[PROVIDED RECORDS]
[START]

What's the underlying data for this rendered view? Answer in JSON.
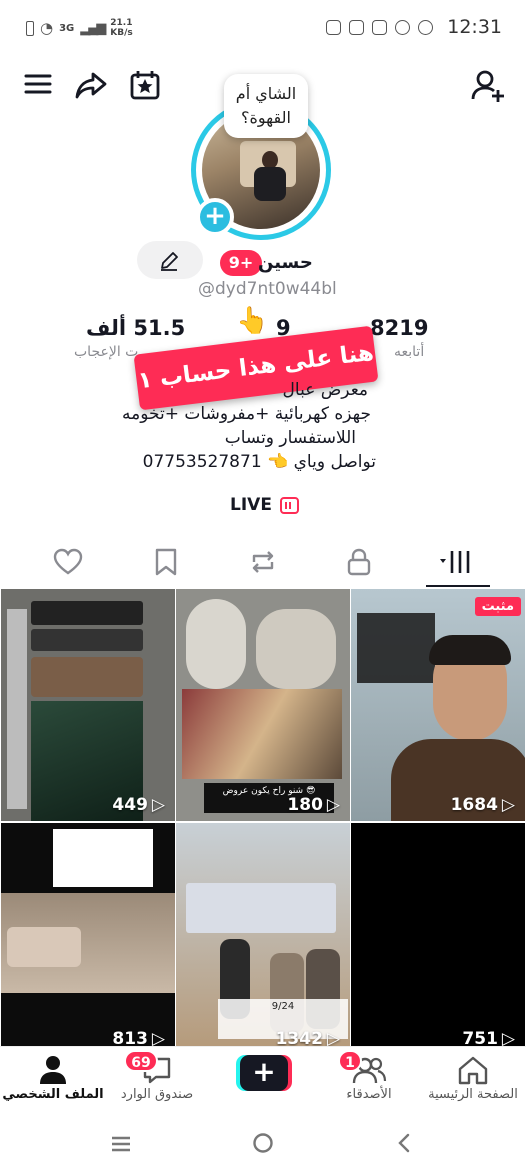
{
  "status_bar": {
    "network": "3G",
    "speed": "21.1",
    "speed_unit": "KB/s",
    "time": "12:31"
  },
  "profile": {
    "bubble_text": "الشاي أم القهوة؟",
    "name": "حسين",
    "notif_badge": "9+",
    "handle": "@dyd7nt0w44bl",
    "stats": {
      "following_count": "8219",
      "following_label": "أتابعه",
      "followers_count": "9",
      "likes_count": "51.5 ألف",
      "likes_label": "ت الإعجاب"
    },
    "banner_text": "هنا على هذا حساب ١",
    "bio_lines": [
      "معرض عبال",
      "جهزه كهربائية +مفروشات +تخومه",
      "اللاستفسار وتساب",
      "تواصل وياي 👈 07753527871"
    ],
    "live_label": "LIVE"
  },
  "grid": [
    {
      "views": "449",
      "pinned": false,
      "scene": "stoves"
    },
    {
      "views": "180",
      "pinned": false,
      "scene": "rugs",
      "caption": "😎 شنو راح يكون عروض"
    },
    {
      "views": "1684",
      "pinned": true,
      "pinned_label": "مثبت",
      "scene": "man"
    },
    {
      "views": "813",
      "pinned": false,
      "scene": "sofas"
    },
    {
      "views": "1342",
      "pinned": false,
      "scene": "people",
      "caption": "9/24"
    },
    {
      "views": "751",
      "pinned": false,
      "scene": "dark"
    }
  ],
  "bottom_nav": {
    "home_label": "الصفحة الرئيسية",
    "friends_label": "الأصدقاء",
    "friends_badge": "1",
    "inbox_label": "صندوق الوارد",
    "inbox_badge": "69",
    "profile_label": "الملف الشخصي"
  },
  "colors": {
    "accent": "#fe2c55",
    "ring": "#2bc9e6"
  }
}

[END]

[GOAL]
Pictures are to be left out; the records above must be repeated word for word.

[RESPONSE TO THE TASK]
What's the underlying data for this rendered view? Answer in JSON.
{
  "status_bar": {
    "network": "3G",
    "speed": "21.1",
    "speed_unit": "KB/s",
    "time": "12:31"
  },
  "profile": {
    "bubble_text": "الشاي أم القهوة؟",
    "name": "حسين",
    "notif_badge": "9+",
    "handle": "@dyd7nt0w44bl",
    "stats": {
      "following_count": "8219",
      "following_label": "أتابعه",
      "followers_count": "9",
      "likes_count": "51.5 ألف",
      "likes_label": "ت الإعجاب"
    },
    "banner_text": "هنا على هذا حساب ١",
    "bio_lines": [
      "معرض عبال",
      "جهزه كهربائية +مفروشات +تخومه",
      "اللاستفسار وتساب",
      "تواصل وياي 👈 07753527871"
    ],
    "live_label": "LIVE"
  },
  "grid": [
    {
      "views": "449",
      "pinned": false,
      "scene": "stoves"
    },
    {
      "views": "180",
      "pinned": false,
      "scene": "rugs",
      "caption": "😎 شنو راح يكون عروض"
    },
    {
      "views": "1684",
      "pinned": true,
      "pinned_label": "مثبت",
      "scene": "man"
    },
    {
      "views": "813",
      "pinned": false,
      "scene": "sofas"
    },
    {
      "views": "1342",
      "pinned": false,
      "scene": "people",
      "caption": "9/24"
    },
    {
      "views": "751",
      "pinned": false,
      "scene": "dark"
    }
  ],
  "bottom_nav": {
    "home_label": "الصفحة الرئيسية",
    "friends_label": "الأصدقاء",
    "friends_badge": "1",
    "inbox_label": "صندوق الوارد",
    "inbox_badge": "69",
    "profile_label": "الملف الشخصي"
  },
  "colors": {
    "accent": "#fe2c55",
    "ring": "#2bc9e6"
  }
}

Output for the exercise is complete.